▸ Given task: The listing below should be written out exactly; please include all of it.

(Dataset rows)
====
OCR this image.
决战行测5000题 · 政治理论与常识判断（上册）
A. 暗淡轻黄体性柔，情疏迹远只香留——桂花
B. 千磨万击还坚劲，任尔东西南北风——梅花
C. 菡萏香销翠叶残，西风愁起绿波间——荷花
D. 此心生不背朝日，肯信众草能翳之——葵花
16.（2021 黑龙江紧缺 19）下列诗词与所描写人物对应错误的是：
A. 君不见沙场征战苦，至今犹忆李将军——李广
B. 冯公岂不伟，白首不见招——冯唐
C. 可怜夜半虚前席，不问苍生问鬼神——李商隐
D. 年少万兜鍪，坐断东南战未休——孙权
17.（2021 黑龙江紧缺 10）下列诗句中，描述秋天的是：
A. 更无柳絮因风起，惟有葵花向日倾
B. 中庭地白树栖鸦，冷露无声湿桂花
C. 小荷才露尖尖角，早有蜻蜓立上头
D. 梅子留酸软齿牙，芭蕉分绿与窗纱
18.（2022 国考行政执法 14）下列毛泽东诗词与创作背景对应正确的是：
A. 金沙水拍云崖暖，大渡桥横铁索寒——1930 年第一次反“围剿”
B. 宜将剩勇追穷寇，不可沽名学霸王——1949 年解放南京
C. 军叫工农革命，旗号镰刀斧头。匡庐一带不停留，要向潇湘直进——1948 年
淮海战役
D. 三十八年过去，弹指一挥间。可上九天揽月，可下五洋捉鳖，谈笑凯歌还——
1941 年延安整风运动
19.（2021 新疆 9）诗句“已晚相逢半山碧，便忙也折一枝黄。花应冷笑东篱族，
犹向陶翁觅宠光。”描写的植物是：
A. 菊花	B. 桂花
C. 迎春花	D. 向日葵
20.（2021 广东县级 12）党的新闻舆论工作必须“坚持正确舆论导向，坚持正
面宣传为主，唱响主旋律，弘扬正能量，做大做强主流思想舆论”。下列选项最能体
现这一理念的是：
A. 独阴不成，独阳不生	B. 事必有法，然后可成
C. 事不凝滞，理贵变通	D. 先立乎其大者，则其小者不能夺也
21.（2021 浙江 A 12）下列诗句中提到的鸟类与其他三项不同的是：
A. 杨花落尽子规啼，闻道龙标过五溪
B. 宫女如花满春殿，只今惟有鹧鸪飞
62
====
▸ Answer to this task:
OCR this image.
决战行测5000题 · 政治理论与常识判断（上册）
A. 暗淡轻黄体性柔，情疏迹远只香留——桂花
B. 千磨万击还坚劲，任尔东西南北风——梅花
C. 菡萏香销翠叶残，西风愁起绿波间——荷花
D. 此心生不背朝日，肯信众草能翳之——葵花
16.（2021 黑龙江紧缺 19）下列诗词与所描写人物对应错误的是：
A. 君不见沙场征战苦，至今犹忆李将军——李广
B. 冯公岂不伟，白首不见招——冯唐
C. 可怜夜半虚前席，不问苍生问鬼神——李商隐
D. 年少万兜鍪，坐断东南战未休——孙权
17.（2021 黑龙江紧缺 10）下列诗句中，描述秋天的是：
A. 更无柳絮因风起，惟有葵花向日倾
B. 中庭地白树栖鸦，冷露无声湿桂花
C. 小荷才露尖尖角，早有蜻蜓立上头
D. 梅子留酸软齿牙，芭蕉分绿与窗纱
18.（2022 国考行政执法 14）下列毛泽东诗词与创作背景对应正确的是：
A. 金沙水拍云崖暖，大渡桥横铁索寒——1930 年第一次反“围剿”
B. 宜将剩勇追穷寇，不可沽名学霸王——1949 年解放南京
C. 军叫工农革命，旗号镰刀斧头。匡庐一带不停留，要向潇湘直进——1948 年
淮海战役
D. 三十八年过去，弹指一挥间。可上九天揽月，可下五洋捉鳖，谈笑凯歌还——
1941 年延安整风运动
19.（2021 新疆 9）诗句“已晚相逢半山碧，便忙也折一枝黄。花应冷笑东篱族，
犹向陶翁觅宠光。”描写的植物是：
A. 菊花	B. 桂花
C. 迎春花	D. 向日葵
20.（2021 广东县级 12）党的新闻舆论工作必须“坚持正确舆论导向，坚持正
面宣传为主，唱响主旋律，弘扬正能量，做大做强主流思想舆论”。下列选项最能体
现这一理念的是：
A. 独阴不成，独阳不生	B. 事必有法，然后可成
C. 事不凝滞，理贵变通	D. 先立乎其大者，则其小者不能夺也
21.（2021 浙江 A 12）下列诗句中提到的鸟类与其他三项不同的是：
A. 杨花落尽子规啼，闻道龙标过五溪
B. 宫女如花满春殿，只今惟有鹧鸪飞
62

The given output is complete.